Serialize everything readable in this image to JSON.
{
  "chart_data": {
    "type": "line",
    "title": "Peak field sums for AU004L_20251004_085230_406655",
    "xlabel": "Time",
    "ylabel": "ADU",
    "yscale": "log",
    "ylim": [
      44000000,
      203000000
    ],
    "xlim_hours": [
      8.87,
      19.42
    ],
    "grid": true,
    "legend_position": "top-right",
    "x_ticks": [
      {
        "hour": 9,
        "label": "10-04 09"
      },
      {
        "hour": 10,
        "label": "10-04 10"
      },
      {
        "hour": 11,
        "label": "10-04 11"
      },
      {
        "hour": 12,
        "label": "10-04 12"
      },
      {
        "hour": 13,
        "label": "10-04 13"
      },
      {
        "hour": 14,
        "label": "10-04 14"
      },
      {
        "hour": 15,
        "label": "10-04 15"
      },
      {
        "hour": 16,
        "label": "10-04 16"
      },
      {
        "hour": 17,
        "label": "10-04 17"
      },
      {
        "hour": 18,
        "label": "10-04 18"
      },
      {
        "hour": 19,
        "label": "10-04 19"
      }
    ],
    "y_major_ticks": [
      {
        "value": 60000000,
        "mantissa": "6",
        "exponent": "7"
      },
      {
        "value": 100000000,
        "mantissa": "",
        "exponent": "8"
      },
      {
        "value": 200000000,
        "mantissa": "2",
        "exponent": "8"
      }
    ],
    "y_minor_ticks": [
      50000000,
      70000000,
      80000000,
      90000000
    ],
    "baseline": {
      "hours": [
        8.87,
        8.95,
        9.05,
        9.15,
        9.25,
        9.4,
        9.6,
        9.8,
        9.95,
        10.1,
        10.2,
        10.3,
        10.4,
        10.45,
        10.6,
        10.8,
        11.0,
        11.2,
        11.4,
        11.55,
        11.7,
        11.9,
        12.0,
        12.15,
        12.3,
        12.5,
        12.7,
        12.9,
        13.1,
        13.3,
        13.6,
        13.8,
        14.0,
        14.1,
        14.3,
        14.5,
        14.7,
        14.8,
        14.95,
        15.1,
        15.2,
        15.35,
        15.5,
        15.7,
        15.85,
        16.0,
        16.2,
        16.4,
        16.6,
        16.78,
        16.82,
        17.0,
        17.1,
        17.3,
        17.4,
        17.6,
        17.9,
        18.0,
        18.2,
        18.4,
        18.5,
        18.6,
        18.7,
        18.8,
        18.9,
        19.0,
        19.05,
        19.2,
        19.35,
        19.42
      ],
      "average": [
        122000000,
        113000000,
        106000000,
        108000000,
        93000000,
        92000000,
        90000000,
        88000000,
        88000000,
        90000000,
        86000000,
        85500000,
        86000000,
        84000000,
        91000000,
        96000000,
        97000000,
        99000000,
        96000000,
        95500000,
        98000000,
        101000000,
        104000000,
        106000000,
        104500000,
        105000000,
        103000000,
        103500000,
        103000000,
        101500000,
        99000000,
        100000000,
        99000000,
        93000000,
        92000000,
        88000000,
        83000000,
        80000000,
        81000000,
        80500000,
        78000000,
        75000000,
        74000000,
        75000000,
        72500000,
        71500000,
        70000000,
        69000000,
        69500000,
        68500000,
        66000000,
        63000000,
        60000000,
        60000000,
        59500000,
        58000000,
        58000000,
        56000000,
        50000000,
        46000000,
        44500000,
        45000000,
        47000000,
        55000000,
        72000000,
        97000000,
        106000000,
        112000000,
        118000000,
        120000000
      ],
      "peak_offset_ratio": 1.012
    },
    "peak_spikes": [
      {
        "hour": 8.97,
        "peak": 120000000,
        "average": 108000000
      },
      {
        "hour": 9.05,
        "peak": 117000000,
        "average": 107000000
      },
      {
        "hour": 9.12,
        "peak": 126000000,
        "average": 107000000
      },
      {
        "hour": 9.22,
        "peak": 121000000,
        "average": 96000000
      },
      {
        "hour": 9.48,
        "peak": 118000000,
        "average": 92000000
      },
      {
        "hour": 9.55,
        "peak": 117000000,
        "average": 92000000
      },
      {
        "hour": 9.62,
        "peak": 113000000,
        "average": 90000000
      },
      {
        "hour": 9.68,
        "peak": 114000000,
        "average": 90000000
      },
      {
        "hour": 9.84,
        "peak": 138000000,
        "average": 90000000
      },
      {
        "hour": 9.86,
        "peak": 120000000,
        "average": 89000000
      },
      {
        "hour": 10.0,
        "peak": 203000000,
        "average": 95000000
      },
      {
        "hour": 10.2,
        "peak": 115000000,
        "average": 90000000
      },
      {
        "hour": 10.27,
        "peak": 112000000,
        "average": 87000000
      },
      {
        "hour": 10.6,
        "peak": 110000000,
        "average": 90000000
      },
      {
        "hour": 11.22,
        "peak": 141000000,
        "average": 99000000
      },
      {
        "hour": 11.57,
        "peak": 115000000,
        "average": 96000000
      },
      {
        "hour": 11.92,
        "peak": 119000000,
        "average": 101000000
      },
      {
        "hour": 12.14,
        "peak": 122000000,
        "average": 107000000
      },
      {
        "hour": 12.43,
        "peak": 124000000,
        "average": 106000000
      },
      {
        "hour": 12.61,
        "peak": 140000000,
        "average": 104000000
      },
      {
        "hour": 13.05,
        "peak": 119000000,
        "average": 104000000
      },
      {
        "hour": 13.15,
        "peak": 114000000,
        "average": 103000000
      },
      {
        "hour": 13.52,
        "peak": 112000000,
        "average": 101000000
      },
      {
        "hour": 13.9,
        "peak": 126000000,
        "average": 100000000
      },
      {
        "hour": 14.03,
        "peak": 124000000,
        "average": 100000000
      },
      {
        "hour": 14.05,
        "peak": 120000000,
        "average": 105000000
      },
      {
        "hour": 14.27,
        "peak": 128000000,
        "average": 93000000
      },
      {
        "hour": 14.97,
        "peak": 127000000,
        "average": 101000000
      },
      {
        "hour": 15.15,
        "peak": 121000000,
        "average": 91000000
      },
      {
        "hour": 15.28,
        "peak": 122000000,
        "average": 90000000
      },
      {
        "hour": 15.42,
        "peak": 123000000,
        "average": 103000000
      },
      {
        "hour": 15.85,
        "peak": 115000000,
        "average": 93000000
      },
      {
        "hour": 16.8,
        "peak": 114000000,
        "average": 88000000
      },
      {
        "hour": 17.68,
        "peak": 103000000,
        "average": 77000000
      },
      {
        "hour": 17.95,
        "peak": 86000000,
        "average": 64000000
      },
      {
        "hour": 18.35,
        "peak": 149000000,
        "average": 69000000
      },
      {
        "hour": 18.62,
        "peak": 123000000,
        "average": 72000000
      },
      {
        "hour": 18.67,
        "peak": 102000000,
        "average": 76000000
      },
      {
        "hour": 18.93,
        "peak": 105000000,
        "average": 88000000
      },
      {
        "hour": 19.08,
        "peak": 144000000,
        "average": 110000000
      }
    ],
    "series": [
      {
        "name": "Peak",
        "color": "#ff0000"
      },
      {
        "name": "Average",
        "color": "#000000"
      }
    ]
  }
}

- [SET EXERCISE]:
Say how many lines in this material hold "value", and say nothing else.

- [EXPECTED OUTPUT]:
3